EXERCISE:
Pick out every line of the entries below where "prior" occurs, and copy those lines.

DATA ROWS:
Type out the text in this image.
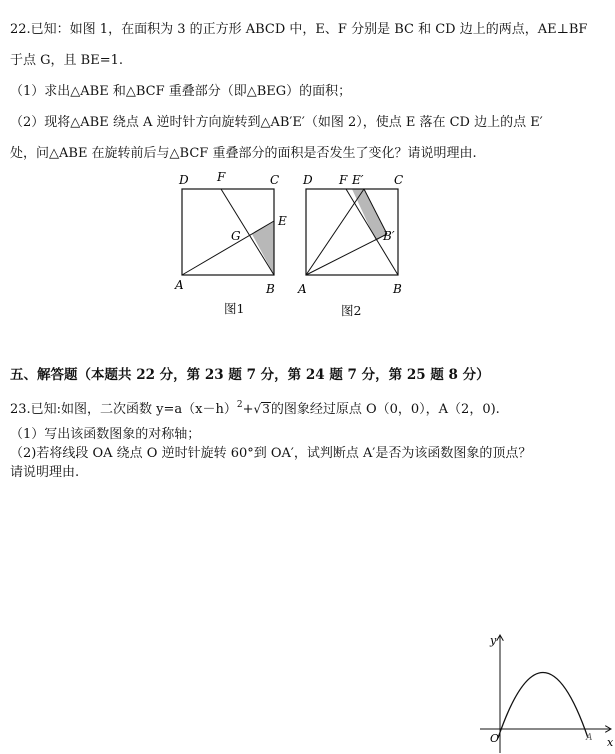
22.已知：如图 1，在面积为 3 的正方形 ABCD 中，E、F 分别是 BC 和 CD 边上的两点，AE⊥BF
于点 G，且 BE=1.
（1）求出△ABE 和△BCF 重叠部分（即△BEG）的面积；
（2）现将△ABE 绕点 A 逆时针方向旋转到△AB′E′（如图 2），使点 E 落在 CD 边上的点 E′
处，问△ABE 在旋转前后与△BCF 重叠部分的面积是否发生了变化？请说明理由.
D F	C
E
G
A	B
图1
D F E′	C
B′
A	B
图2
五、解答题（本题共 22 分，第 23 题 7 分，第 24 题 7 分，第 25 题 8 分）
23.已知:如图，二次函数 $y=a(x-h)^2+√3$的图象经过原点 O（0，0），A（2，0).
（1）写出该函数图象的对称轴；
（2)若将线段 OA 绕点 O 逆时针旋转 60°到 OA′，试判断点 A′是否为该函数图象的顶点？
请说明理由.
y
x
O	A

==

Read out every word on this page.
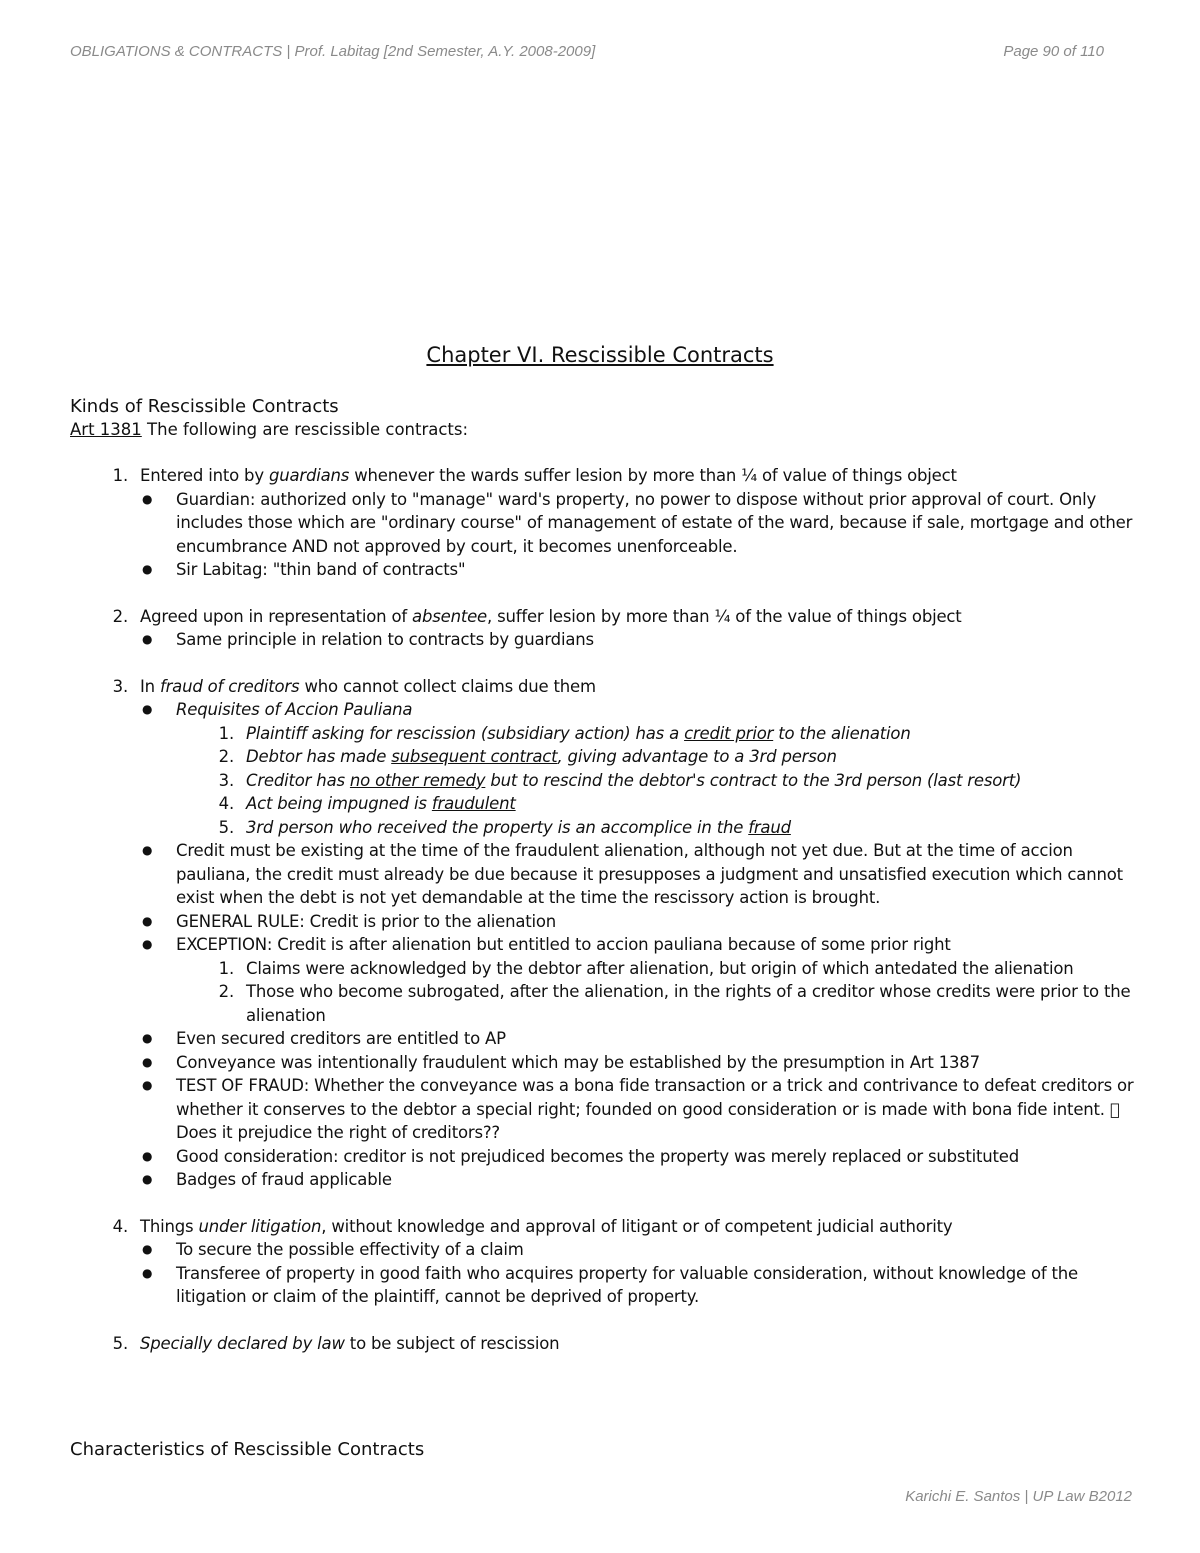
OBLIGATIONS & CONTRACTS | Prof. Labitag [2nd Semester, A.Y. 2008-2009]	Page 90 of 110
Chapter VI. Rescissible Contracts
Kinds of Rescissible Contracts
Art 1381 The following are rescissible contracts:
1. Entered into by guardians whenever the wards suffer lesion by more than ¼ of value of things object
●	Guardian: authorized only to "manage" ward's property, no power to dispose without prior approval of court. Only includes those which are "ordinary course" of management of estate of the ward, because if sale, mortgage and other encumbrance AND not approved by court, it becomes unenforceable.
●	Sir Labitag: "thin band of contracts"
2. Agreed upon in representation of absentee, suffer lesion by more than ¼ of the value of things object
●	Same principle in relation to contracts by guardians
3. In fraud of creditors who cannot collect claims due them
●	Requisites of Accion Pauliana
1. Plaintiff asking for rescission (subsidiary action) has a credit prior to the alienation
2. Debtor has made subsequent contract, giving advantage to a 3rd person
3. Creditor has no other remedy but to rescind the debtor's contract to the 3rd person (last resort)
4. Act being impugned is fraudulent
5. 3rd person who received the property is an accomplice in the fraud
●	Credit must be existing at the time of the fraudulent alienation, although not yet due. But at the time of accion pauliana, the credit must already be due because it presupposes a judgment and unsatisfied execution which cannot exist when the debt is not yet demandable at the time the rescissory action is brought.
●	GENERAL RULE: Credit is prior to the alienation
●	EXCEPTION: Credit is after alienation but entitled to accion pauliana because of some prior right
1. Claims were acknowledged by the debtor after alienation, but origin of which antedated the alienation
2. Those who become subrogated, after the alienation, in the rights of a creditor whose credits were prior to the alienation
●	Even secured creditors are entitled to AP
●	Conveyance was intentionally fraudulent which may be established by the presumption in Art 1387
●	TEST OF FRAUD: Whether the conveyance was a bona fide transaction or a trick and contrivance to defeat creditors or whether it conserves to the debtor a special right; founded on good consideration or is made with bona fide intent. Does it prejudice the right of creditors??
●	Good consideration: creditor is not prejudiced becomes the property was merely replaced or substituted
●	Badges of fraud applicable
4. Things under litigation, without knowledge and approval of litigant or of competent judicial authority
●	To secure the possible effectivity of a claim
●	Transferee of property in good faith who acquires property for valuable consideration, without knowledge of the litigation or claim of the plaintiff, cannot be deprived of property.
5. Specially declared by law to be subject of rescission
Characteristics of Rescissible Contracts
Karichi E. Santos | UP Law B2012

...

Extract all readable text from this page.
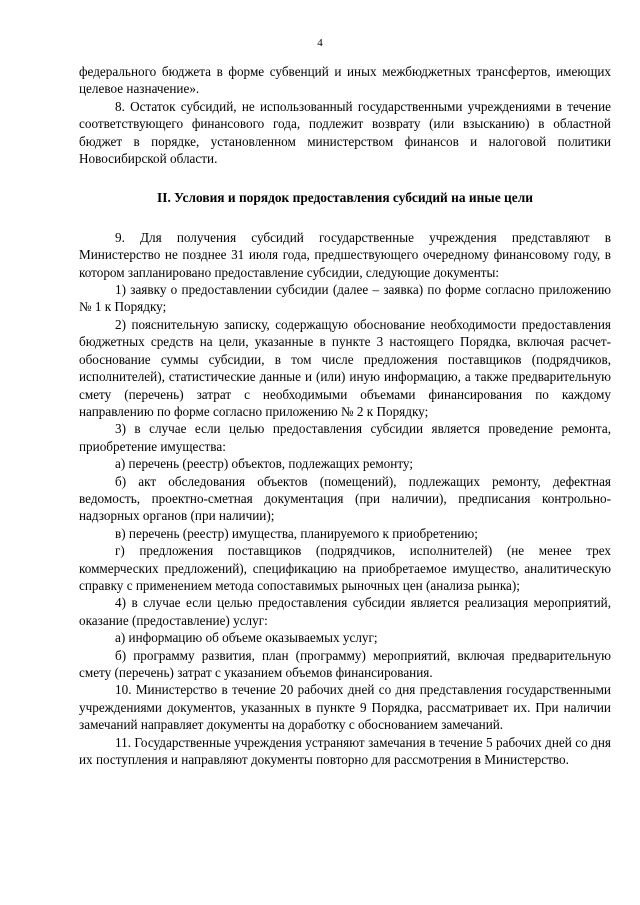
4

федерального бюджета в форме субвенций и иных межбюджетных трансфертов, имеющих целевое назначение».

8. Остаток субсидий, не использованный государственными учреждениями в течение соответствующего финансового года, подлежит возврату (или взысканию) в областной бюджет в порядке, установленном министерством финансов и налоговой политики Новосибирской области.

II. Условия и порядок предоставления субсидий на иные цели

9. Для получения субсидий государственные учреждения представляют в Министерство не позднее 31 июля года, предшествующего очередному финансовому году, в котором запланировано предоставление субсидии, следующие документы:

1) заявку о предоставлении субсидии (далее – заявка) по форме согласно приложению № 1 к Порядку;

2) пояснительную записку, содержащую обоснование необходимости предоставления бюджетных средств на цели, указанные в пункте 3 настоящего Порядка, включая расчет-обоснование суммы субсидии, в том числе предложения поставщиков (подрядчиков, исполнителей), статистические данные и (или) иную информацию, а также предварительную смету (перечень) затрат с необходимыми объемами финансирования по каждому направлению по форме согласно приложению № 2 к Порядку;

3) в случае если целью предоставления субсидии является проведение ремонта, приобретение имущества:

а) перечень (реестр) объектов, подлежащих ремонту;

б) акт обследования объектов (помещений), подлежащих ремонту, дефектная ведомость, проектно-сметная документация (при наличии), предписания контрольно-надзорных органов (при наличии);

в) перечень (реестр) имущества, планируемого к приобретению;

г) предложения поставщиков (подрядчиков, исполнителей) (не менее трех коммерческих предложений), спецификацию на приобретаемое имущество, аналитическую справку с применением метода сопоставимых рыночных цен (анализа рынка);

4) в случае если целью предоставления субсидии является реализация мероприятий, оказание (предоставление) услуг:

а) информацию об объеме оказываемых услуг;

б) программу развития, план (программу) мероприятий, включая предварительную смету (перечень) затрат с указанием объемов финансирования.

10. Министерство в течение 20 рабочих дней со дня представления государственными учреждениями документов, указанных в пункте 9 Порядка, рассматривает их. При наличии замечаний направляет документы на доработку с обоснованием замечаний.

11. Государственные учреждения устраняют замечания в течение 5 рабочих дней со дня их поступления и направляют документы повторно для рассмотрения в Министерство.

TASK SOLUTION:
●	Guardian: authorized only to "manage" ward's property, no power to dispose without prior approval of court. Only includes those which are "ordinary course" of management of estate of the ward, because if sale, mortgage and other encumbrance AND not approved by court, it becomes unenforceable.
1. Plaintiff asking for rescission (subsidiary action) has a credit prior to the alienation
●	GENERAL RULE: Credit is prior to the alienation
●	EXCEPTION: Credit is after alienation but entitled to accion pauliana because of some prior right
2. Those who become subrogated, after the alienation, in the rights of a creditor whose credits were prior to the alienation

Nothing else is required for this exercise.